# Start of Record list
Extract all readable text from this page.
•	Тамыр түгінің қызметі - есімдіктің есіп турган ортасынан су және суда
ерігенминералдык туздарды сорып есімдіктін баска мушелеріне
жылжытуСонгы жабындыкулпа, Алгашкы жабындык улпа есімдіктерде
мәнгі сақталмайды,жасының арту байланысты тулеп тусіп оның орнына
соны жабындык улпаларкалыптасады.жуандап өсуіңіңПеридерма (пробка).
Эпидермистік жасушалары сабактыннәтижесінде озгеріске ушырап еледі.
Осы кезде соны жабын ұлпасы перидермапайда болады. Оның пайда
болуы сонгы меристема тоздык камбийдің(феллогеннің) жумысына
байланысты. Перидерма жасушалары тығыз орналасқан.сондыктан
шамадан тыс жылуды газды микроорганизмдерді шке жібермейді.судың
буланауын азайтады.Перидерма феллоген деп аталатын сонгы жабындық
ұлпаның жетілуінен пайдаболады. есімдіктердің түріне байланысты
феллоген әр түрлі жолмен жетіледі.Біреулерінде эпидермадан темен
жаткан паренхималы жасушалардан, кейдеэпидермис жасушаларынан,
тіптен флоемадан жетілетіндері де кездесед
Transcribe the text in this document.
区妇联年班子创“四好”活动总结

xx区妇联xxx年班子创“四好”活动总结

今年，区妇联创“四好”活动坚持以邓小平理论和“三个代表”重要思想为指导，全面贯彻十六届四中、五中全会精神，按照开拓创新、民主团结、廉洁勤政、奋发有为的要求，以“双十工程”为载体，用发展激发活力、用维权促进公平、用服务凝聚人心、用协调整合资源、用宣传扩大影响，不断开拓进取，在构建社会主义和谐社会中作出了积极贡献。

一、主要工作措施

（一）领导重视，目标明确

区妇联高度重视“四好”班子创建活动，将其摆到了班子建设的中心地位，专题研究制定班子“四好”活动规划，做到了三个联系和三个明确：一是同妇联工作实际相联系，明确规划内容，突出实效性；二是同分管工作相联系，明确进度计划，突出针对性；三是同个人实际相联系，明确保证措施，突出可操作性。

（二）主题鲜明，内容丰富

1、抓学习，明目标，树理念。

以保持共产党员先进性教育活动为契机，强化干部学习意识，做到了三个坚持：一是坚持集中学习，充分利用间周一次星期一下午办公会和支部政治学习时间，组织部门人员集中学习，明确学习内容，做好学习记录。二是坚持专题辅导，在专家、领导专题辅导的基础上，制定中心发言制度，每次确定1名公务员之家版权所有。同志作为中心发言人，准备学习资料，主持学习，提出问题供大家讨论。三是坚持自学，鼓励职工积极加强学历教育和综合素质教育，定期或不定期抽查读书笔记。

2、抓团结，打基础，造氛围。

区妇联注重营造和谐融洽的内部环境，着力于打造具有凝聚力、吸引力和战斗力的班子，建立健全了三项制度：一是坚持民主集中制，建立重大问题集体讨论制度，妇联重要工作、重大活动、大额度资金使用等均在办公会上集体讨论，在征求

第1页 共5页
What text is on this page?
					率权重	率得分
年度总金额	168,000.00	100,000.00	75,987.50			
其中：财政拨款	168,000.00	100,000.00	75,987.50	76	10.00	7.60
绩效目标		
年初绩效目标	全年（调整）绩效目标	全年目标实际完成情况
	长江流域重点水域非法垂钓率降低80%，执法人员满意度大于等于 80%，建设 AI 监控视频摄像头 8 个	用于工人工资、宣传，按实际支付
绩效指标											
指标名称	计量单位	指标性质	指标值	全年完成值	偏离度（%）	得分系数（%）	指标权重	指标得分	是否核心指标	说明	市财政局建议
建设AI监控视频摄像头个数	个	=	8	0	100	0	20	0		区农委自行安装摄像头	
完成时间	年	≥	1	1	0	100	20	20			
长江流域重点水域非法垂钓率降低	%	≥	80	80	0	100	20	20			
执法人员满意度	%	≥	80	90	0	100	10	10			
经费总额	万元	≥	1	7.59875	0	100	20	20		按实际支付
# End of Record list
Quote the listing in full, please, keeping every line exact.

Extract all readable text from this page.
•	Тамыр түгінің қызметі - есімдіктің есіп турган ортасынан су және суда
ерігенминералдык туздарды сорып есімдіктін баска мушелеріне
жылжытуСонгы жабындыкулпа, Алгашкы жабындык улпа есімдіктерде
мәнгі сақталмайды,жасының арту байланысты тулеп тусіп оның орнына
соны жабындык улпаларкалыптасады.жуандап өсуіңіңПеридерма (пробка).
Эпидермистік жасушалары сабактыннәтижесінде озгеріске ушырап еледі.
Осы кезде соны жабын ұлпасы перидермапайда болады. Оның пайда
болуы сонгы меристема тоздык камбийдің(феллогеннің) жумысына
байланысты. Перидерма жасушалары тығыз орналасқан.сондыктан
шамадан тыс жылуды газды микроорганизмдерді шке жібермейді.судың
буланауын азайтады.Перидерма феллоген деп аталатын сонгы жабындық
ұлпаның жетілуінен пайдаболады. есімдіктердің түріне байланысты
феллоген әр түрлі жолмен жетіледі.Біреулерінде эпидермадан темен
жаткан паренхималы жасушалардан, кейдеэпидермис жасушаларынан,
тіптен флоемадан жетілетіндері де кездесед
Transcribe the text in this document.
区妇联年班子创“四好”活动总结

xx区妇联xxx年班子创“四好”活动总结

今年，区妇联创“四好”活动坚持以邓小平理论和“三个代表”重要思想为指导，全面贯彻十六届四中、五中全会精神，按照开拓创新、民主团结、廉洁勤政、奋发有为的要求，以“双十工程”为载体，用发展激发活力、用维权促进公平、用服务凝聚人心、用协调整合资源、用宣传扩大影响，不断开拓进取，在构建社会主义和谐社会中作出了积极贡献。

一、主要工作措施

（一）领导重视，目标明确

区妇联高度重视“四好”班子创建活动，将其摆到了班子建设的中心地位，专题研究制定班子“四好”活动规划，做到了三个联系和三个明确：一是同妇联工作实际相联系，明确规划内容，突出实效性；二是同分管工作相联系，明确进度计划，突出针对性；三是同个人实际相联系，明确保证措施，突出可操作性。

（二）主题鲜明，内容丰富

1、抓学习，明目标，树理念。

以保持共产党员先进性教育活动为契机，强化干部学习意识，做到了三个坚持：一是坚持集中学习，充分利用间周一次星期一下午办公会和支部政治学习时间，组织部门人员集中学习，明确学习内容，做好学习记录。二是坚持专题辅导，在专家、领导专题辅导的基础上，制定中心发言制度，每次确定1名公务员之家版权所有。同志作为中心发言人，准备学习资料，主持学习，提出问题供大家讨论。三是坚持自学，鼓励职工积极加强学历教育和综合素质教育，定期或不定期抽查读书笔记。

2、抓团结，打基础，造氛围。

区妇联注重营造和谐融洽的内部环境，着力于打造具有凝聚力、吸引力和战斗力的班子，建立健全了三项制度：一是坚持民主集中制，建立重大问题集体讨论制度，妇联重要工作、重大活动、大额度资金使用等均在办公会上集体讨论，在征求

第1页 共5页
What text is on this page?
					率权重	率得分
年度总金额	168,000.00	100,000.00	75,987.50			
其中：财政拨款	168,000.00	100,000.00	75,987.50	76	10.00	7.60
绩效目标		
年初绩效目标	全年（调整）绩效目标	全年目标实际完成情况
	长江流域重点水域非法垂钓率降低80%，执法人员满意度大于等于 80%，建设 AI 监控视频摄像头 8 个	用于工人工资、宣传，按实际支付
绩效指标											
指标名称	计量单位	指标性质	指标值	全年完成值	偏离度（%）	得分系数（%）	指标权重	指标得分	是否核心指标	说明	市财政局建议
建设AI监控视频摄像头个数	个	=	8	0	100	0	20	0		区农委自行安装摄像头	
完成时间	年	≥	1	1	0	100	20	20			
长江流域重点水域非法垂钓率降低	%	≥	80	80	0	100	20	20			
执法人员满意度	%	≥	80	90	0	100	10	10			
经费总额	万元	≥	1	7.59875	0	100	20	20		按实际支付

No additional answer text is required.